**Short task**
Copy all lines below containing "claro".

Dataset entries:

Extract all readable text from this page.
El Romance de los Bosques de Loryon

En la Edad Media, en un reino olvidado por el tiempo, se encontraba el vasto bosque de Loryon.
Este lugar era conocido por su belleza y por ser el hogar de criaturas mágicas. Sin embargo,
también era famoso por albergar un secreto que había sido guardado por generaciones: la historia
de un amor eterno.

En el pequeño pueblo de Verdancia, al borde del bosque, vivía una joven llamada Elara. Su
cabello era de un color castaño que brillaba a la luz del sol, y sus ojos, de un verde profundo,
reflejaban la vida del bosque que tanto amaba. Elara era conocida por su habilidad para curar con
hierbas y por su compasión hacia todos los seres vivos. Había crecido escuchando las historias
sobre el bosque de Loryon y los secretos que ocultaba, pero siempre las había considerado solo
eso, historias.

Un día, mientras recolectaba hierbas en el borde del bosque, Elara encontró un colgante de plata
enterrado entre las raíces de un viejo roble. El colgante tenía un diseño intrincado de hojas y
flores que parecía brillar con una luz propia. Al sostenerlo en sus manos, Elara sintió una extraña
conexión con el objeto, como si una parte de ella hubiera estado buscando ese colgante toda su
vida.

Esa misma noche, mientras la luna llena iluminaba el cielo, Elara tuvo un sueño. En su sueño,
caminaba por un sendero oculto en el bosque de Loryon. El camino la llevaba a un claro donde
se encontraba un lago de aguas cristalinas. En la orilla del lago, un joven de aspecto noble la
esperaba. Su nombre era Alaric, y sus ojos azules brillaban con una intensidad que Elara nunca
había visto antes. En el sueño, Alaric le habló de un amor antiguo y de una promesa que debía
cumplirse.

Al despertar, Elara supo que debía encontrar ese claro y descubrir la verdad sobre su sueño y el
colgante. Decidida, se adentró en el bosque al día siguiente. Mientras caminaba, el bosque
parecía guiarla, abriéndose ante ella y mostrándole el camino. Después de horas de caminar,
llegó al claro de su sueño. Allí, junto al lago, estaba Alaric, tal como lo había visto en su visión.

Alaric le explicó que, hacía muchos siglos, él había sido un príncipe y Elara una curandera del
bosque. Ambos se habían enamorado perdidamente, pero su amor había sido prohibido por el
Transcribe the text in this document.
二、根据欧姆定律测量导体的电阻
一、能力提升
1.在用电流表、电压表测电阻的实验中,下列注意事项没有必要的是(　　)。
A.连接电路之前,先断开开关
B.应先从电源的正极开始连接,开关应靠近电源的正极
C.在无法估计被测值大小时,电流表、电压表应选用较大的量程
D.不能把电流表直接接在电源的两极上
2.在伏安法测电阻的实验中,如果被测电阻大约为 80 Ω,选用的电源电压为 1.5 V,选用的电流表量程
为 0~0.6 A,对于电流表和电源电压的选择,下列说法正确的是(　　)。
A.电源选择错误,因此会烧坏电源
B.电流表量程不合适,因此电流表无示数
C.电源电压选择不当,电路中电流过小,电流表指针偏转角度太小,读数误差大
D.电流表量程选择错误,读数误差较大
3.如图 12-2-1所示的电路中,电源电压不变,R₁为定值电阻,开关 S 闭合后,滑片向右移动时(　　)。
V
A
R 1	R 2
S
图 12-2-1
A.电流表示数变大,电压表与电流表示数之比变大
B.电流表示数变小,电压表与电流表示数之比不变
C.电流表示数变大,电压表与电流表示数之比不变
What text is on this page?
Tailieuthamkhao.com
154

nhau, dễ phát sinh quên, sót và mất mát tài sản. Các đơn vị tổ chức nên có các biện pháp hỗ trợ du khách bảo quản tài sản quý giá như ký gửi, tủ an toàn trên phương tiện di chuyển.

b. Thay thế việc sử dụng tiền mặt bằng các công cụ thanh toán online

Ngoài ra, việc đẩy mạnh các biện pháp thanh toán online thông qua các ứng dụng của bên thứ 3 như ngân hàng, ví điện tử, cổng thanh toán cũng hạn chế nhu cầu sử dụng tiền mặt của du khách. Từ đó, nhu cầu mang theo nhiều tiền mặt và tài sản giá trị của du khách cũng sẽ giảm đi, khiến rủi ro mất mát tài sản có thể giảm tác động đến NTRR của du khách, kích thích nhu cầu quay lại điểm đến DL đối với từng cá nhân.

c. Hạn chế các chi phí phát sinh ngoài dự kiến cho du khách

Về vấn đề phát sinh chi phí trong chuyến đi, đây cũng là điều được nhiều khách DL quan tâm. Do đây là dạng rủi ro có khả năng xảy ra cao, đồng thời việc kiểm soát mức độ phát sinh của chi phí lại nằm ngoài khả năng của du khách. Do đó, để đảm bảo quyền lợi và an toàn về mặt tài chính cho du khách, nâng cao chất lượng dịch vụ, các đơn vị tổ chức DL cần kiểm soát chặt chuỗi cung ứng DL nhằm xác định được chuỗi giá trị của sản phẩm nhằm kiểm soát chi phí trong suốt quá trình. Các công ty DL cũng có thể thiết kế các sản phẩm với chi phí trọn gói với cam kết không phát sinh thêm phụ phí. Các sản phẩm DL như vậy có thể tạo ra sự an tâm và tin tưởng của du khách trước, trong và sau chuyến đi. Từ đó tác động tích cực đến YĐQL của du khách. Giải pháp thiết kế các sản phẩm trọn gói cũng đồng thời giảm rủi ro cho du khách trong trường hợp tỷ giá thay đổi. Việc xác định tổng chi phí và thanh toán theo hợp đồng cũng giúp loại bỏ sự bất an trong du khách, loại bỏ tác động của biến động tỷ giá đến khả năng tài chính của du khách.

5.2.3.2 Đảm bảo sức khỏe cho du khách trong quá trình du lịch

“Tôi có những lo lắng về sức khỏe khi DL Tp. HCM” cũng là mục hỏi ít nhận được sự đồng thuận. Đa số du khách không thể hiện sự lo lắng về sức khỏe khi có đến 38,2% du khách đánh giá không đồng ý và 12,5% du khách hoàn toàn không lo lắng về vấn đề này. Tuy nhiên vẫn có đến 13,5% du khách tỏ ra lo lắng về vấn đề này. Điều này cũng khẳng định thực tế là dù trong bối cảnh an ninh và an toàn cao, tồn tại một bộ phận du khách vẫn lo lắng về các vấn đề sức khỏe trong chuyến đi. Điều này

**Response to the exercise**
caminaba por un sendero oculto en el bosque de Loryon. El camino la llevaba a un claro donde
Al despertar, Elara supo que debía encontrar ese claro y descubrir la verdad sobre su sueño y el
llegó al claro de su sueño. Allí, junto al lago, estaba Alaric, tal como lo había visto en su visión.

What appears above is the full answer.